=== Your task ===
Locate every line below that contains the word "values" and copy it.

───── Input records

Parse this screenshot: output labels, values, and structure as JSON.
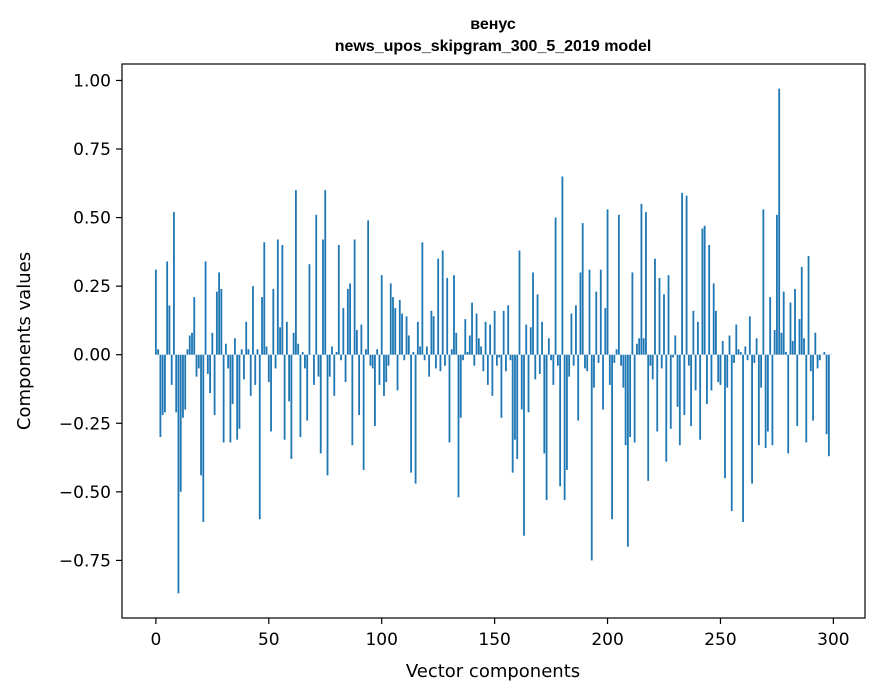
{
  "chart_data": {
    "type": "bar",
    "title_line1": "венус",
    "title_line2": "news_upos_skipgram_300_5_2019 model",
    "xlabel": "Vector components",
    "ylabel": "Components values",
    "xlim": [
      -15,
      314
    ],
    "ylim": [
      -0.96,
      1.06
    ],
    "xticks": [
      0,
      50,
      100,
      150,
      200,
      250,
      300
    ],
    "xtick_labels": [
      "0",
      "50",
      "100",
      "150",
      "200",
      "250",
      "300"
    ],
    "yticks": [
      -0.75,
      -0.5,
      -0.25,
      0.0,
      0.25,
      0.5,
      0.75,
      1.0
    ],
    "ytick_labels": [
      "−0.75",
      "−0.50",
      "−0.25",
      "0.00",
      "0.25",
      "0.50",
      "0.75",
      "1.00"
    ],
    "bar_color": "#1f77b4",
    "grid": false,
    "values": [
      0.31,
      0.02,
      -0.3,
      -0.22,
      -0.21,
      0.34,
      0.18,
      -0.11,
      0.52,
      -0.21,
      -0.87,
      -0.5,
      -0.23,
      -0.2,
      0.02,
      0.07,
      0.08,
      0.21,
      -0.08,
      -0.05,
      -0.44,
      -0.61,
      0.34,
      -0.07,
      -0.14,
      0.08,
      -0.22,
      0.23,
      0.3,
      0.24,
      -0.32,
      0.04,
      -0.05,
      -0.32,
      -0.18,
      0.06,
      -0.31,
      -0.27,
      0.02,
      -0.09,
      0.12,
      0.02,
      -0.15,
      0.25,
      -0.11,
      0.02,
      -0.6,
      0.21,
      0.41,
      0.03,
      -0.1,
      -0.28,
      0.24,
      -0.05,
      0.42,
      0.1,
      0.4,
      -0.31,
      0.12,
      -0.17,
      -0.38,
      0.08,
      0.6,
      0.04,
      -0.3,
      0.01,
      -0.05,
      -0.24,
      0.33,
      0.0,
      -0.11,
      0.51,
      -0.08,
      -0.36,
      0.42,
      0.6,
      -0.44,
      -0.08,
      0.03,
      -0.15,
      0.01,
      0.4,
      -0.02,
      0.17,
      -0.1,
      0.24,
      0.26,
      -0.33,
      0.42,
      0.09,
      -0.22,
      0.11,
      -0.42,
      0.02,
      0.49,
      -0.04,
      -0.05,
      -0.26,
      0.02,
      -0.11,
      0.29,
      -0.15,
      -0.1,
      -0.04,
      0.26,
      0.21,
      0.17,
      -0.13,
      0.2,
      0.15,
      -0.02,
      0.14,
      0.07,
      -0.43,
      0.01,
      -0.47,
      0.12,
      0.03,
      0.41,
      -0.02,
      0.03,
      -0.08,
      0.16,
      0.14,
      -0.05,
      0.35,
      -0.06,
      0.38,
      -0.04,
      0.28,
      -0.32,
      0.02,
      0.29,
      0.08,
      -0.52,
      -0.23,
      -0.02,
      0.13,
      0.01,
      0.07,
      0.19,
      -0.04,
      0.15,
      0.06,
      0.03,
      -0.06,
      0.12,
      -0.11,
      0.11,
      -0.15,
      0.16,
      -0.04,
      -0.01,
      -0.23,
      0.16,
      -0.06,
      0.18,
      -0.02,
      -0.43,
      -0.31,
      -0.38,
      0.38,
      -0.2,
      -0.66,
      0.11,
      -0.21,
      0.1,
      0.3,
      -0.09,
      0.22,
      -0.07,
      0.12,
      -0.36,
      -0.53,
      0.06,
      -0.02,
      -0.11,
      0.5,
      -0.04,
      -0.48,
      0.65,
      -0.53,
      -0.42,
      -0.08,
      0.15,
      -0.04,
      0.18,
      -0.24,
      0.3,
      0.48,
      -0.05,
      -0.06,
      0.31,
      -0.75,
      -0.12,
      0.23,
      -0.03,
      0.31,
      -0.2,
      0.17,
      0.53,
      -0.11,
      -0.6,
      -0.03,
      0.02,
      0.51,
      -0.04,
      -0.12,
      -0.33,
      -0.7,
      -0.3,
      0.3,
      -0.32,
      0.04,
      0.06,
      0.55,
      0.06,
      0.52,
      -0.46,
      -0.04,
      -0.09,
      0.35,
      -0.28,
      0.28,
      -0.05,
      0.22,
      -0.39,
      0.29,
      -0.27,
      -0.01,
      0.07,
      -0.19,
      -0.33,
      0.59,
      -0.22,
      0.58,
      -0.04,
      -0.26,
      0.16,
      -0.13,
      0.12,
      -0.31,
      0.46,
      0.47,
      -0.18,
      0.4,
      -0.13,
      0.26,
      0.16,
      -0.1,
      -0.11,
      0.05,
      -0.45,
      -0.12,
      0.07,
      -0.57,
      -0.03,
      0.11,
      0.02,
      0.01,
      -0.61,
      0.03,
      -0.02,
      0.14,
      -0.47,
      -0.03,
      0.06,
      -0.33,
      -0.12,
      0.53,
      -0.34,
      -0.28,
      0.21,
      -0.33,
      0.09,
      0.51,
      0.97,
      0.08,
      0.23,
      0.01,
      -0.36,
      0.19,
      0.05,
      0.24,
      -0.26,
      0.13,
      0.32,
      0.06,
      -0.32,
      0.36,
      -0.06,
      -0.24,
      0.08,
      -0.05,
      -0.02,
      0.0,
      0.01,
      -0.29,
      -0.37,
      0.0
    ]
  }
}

──────────

=== The response ===
Parse this screenshot: output labels, values, and structure as JSON.
    "ylabel": "Components values",
    "values": [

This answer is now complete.